ROWS:
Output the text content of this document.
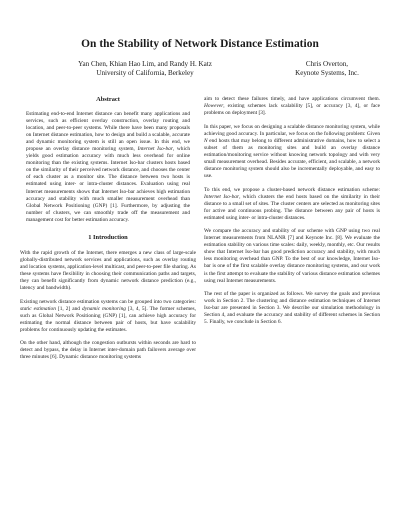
On the Stability of Network Distance Estimation
Yan Chen, Khian Hao Lim, and Randy H. Katz
University of California, Berkeley
Chris Overton,
Keynote Systems, Inc.
Abstract
Estimating end-to-end Internet distance can benefit many applications and services, such as efficient overlay construction, overlay routing and location, and peer-to-peer systems. While there have been many proposals on Internet distance estimation, how to design and build a scalable, accurate and dynamic monitoring system is still an open issue. In this end, we propose an overlay distance monitoring system, Internet Iso-bar, which yields good estimation accuracy with much less overhead for online monitoring than the existing systems. Internet Iso-bar clusters hosts based on the similarity of their perceived network distance, and chooses the center of each cluster as a monitor site. The distance between two hosts is estimated using inter- or intra-cluster distances. Evaluation using real Internet measurements shows that Internet Iso-bar achieves high estimation accuracy and stability with much smaller measurement overhead than Global Network Positioning (GNP) [1]. Furthermore, by adjusting the number of clusters, we can smoothly trade off the measurement and management cost for better estimation accuracy.
1 Introduction

With the rapid growth of the Internet, there emerges a new class of large-scale globally-distributed network services and applications, such as overlay routing and location systems, application-level multicast, and peer-to-peer file sharing. As these systems have flexibility in choosing their communication paths and targets, they can benefit significantly from dynamic network distance prediction (e.g., latency and bandwidth).

Existing network distance estimation systems can be grouped into two categories: static estimation [1, 2] and dynamic monitoring [3, 4, 5]. The former schemes, such as Global Network Positioning (GNP) [1], can achieve high accuracy for estimating the normal distance between pair of hosts, but have scalability problems for continuously updating the estimates.

On the other hand, although the congestion outbursts within seconds are hard to detect and bypass, the delay in Internet inter-domain path failovers average over three minutes [6]. Dynamic distance monitoring systems

aim to detect these failures timely, and have applications circumvent them. However, existing schemes lack scalability [5], or accuracy [3, 4], or face problems on deployment [3].

In this paper, we focus on designing a scalable distance monitoring system, while achieving good accuracy. In particular, we focus on the following problem: Given N end hosts that may belong to different administrative domains, how to select a subset of them as monitoring sites and build an overlay distance estimation/monitoring service without knowing network topology and with very small measurement overhead. Besides accurate, efficient, and scalable, a network distance monitoring system should also be incrementally deployable, and easy to use.

To this end, we propose a cluster-based network distance estimation scheme: Internet Iso-bar, which clusters the end hosts based on the similarity in their distance to a small set of sites. The cluster centers are selected as monitoring sites for active and continuous probing. The distance between any pair of hosts is estimated using inter- or intra-cluster distances.

We compare the accuracy and stability of our scheme with GNP using two real Internet measurements from NLANR [7] and Keynote Inc. [8]. We evaluate the estimation stability on various time scales: daily, weekly, monthly, etc. Our results show that Internet Iso-bar has good prediction accuracy and stability, with much less monitoring overhead than GNP. To the best of our knowledge, Internet Iso-bar is one of the first scalable overlay distance monitoring systems, and our work is the first attempt to evaluate the stability of various distance estimation schemes using real Internet measurements.

The rest of the paper is organized as follows. We survey the goals and previous work in Section 2. The clustering and distance estimation techniques of Internet Iso-bar are presented in Section 3. We describe our simulation methodology in Section 4, and evaluate the accuracy and stability of different schemes in Section 5. Finally, we conclude in Section 6.
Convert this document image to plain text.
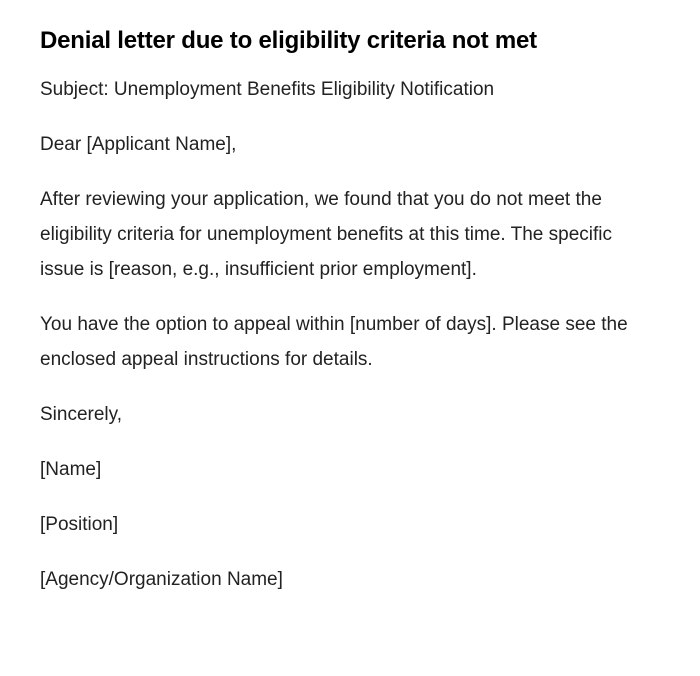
Denial letter due to eligibility criteria not met

Subject: Unemployment Benefits Eligibility Notification

Dear [Applicant Name],

After reviewing your application, we found that you do not meet the eligibility criteria for unemployment benefits at this time. The specific issue is [reason, e.g., insufficient prior employment].

You have the option to appeal within [number of days]. Please see the enclosed appeal instructions for details.

Sincerely,

[Name]

[Position]

[Agency/Organization Name]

INSTRUCTIONS TO FOLLOW:
Copy the listing word for word, excluding its pictures.

EXERCISE OUTPUT:
Output the text content of this document.
On the Stability of Network Distance Estimation
Yan Chen, Khian Hao Lim, and Randy H. Katz
University of California, Berkeley
Chris Overton,
Keynote Systems, Inc.
Abstract
Estimating end-to-end Internet distance can benefit many applications and services, such as efficient overlay construction, overlay routing and location, and peer-to-peer systems. While there have been many proposals on Internet distance estimation, how to design and build a scalable, accurate and dynamic monitoring system is still an open issue. In this end, we propose an overlay distance monitoring system, Internet Iso-bar, which yields good estimation accuracy with much less overhead for online monitoring than the existing systems. Internet Iso-bar clusters hosts based on the similarity of their perceived network distance, and chooses the center of each cluster as a monitor site. The distance between two hosts is estimated using inter- or intra-cluster distances. Evaluation using real Internet measurements shows that Internet Iso-bar achieves high estimation accuracy and stability with much smaller measurement overhead than Global Network Positioning (GNP) [1]. Furthermore, by adjusting the number of clusters, we can smoothly trade off the measurement and management cost for better estimation accuracy.
1 Introduction

With the rapid growth of the Internet, there emerges a new class of large-scale globally-distributed network services and applications, such as overlay routing and location systems, application-level multicast, and peer-to-peer file sharing. As these systems have flexibility in choosing their communication paths and targets, they can benefit significantly from dynamic network distance prediction (e.g., latency and bandwidth).

Existing network distance estimation systems can be grouped into two categories: static estimation [1, 2] and dynamic monitoring [3, 4, 5]. The former schemes, such as Global Network Positioning (GNP) [1], can achieve high accuracy for estimating the normal distance between pair of hosts, but have scalability problems for continuously updating the estimates.

On the other hand, although the congestion outbursts within seconds are hard to detect and bypass, the delay in Internet inter-domain path failovers average over three minutes [6]. Dynamic distance monitoring systems

aim to detect these failures timely, and have applications circumvent them. However, existing schemes lack scalability [5], or accuracy [3, 4], or face problems on deployment [3].

In this paper, we focus on designing a scalable distance monitoring system, while achieving good accuracy. In particular, we focus on the following problem: Given N end hosts that may belong to different administrative domains, how to select a subset of them as monitoring sites and build an overlay distance estimation/monitoring service without knowing network topology and with very small measurement overhead. Besides accurate, efficient, and scalable, a network distance monitoring system should also be incrementally deployable, and easy to use.

To this end, we propose a cluster-based network distance estimation scheme: Internet Iso-bar, which clusters the end hosts based on the similarity in their distance to a small set of sites. The cluster centers are selected as monitoring sites for active and continuous probing. The distance between any pair of hosts is estimated using inter- or intra-cluster distances.

We compare the accuracy and stability of our scheme with GNP using two real Internet measurements from NLANR [7] and Keynote Inc. [8]. We evaluate the estimation stability on various time scales: daily, weekly, monthly, etc. Our results show that Internet Iso-bar has good prediction accuracy and stability, with much less monitoring overhead than GNP. To the best of our knowledge, Internet Iso-bar is one of the first scalable overlay distance monitoring systems, and our work is the first attempt to evaluate the stability of various distance estimation schemes using real Internet measurements.

The rest of the paper is organized as follows. We survey the goals and previous work in Section 2. The clustering and distance estimation techniques of Internet Iso-bar are presented in Section 3. We describe our simulation methodology in Section 4, and evaluate the accuracy and stability of different schemes in Section 5. Finally, we conclude in Section 6.
Convert this document image to plain text.
Denial letter due to eligibility criteria not met

Subject: Unemployment Benefits Eligibility Notification

Dear [Applicant Name],

After reviewing your application, we found that you do not meet the eligibility criteria for unemployment benefits at this time. The specific issue is [reason, e.g., insufficient prior employment].

You have the option to appeal within [number of days]. Please see the enclosed appeal instructions for details.

Sincerely,

[Name]

[Position]

[Agency/Organization Name]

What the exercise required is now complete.